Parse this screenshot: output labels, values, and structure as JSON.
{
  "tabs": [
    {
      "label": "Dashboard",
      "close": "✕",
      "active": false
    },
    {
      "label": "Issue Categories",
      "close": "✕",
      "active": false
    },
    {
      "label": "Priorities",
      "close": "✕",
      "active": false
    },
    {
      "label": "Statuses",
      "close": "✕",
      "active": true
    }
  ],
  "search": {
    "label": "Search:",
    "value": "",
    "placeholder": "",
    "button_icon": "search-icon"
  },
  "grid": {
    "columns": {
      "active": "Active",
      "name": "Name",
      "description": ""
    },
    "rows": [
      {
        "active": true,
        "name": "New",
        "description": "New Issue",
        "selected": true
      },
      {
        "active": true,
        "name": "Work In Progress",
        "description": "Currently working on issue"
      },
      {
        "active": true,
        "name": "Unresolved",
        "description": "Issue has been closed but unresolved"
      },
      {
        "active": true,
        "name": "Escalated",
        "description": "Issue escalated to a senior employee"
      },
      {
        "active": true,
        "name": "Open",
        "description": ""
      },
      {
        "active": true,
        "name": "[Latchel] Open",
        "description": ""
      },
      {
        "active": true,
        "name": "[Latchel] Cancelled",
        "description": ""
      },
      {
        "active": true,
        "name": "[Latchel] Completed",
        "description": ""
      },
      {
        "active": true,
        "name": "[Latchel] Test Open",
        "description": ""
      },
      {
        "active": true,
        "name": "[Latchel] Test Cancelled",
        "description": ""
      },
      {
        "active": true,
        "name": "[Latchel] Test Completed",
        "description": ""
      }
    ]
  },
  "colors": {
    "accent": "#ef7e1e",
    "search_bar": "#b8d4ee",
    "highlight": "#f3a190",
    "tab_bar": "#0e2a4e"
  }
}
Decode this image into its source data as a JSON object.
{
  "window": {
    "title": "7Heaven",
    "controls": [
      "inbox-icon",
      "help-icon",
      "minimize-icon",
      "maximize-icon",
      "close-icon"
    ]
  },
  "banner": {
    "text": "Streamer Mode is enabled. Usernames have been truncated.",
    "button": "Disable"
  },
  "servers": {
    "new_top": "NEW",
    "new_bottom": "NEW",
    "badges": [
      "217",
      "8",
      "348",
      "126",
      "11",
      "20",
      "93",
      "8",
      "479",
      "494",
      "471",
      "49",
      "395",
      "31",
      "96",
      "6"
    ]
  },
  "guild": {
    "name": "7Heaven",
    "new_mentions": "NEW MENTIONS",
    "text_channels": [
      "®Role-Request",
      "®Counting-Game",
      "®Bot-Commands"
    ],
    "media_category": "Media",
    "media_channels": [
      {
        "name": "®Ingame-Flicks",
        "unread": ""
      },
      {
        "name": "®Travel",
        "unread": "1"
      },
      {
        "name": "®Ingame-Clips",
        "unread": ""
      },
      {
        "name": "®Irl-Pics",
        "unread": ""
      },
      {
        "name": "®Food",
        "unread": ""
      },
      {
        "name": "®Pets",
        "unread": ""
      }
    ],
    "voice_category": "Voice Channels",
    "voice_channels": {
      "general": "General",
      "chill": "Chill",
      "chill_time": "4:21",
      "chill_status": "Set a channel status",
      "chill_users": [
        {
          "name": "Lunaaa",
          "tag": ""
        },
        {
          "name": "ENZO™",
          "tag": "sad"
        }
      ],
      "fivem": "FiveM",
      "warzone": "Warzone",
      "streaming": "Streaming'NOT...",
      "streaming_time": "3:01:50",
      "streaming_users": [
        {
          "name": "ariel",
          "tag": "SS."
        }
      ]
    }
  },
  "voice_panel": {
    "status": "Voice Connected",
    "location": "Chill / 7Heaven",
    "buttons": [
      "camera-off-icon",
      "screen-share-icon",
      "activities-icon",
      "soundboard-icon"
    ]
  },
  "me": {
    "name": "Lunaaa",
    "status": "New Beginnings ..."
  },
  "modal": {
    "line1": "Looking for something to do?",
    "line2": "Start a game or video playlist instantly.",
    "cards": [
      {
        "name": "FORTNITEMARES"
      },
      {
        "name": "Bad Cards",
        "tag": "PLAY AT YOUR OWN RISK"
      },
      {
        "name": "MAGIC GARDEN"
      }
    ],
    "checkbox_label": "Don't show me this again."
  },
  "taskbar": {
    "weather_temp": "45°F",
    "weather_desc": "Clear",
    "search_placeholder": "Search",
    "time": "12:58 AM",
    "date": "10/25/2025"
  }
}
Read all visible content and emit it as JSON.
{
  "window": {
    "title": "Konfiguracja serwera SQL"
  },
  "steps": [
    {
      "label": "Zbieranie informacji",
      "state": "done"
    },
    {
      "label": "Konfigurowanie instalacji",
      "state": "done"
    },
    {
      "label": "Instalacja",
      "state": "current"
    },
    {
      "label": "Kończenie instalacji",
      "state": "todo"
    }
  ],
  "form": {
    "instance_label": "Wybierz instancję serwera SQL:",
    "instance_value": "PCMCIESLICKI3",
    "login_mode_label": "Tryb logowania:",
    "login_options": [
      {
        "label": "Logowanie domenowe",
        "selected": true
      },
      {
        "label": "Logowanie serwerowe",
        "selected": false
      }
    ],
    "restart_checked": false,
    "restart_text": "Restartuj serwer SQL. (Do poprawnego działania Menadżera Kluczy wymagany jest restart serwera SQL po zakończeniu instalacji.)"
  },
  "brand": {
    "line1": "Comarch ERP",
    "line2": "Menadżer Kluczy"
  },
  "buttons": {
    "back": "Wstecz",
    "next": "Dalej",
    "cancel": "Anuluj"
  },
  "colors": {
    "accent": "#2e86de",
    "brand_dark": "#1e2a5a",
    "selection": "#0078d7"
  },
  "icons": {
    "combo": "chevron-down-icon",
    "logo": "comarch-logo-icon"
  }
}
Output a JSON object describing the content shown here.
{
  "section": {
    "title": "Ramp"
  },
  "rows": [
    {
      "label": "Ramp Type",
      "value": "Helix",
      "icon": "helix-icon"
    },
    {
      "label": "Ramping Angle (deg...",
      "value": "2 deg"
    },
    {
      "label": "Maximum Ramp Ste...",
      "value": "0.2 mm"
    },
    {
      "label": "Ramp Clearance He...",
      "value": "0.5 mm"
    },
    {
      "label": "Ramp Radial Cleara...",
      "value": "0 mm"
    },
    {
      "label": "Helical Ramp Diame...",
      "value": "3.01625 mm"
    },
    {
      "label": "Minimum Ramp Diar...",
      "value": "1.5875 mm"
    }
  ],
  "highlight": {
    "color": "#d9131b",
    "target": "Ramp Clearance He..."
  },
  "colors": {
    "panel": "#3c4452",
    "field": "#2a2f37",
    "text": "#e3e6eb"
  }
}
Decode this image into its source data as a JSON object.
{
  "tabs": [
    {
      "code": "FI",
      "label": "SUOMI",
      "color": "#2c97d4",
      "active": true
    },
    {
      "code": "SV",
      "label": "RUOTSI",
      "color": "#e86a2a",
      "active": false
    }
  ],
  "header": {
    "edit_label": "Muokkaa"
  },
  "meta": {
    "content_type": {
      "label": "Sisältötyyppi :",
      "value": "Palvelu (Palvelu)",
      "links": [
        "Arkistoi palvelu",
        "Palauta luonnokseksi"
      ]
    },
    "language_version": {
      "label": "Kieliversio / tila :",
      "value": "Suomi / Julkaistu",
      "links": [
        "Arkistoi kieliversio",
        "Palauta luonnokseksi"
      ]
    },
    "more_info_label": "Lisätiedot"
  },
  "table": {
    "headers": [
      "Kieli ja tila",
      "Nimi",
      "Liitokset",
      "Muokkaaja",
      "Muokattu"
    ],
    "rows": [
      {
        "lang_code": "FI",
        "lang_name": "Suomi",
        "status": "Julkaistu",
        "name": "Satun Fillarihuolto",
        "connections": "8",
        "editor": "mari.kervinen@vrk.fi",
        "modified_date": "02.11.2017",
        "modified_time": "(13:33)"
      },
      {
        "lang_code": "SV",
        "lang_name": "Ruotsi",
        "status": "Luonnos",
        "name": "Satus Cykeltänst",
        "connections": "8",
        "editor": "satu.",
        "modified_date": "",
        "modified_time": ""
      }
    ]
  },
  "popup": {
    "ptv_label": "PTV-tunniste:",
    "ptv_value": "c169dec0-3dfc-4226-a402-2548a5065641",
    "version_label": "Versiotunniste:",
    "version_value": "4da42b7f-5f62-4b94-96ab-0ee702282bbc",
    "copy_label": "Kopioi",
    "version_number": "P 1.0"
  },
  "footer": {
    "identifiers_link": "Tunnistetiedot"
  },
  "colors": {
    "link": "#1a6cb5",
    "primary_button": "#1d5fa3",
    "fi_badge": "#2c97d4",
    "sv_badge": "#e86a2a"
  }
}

■ **REQUIRED WORK**: Only a number is wanted: how many lines above include "tila"?

■ **RESPONSE TO THE EXERCISE**: 2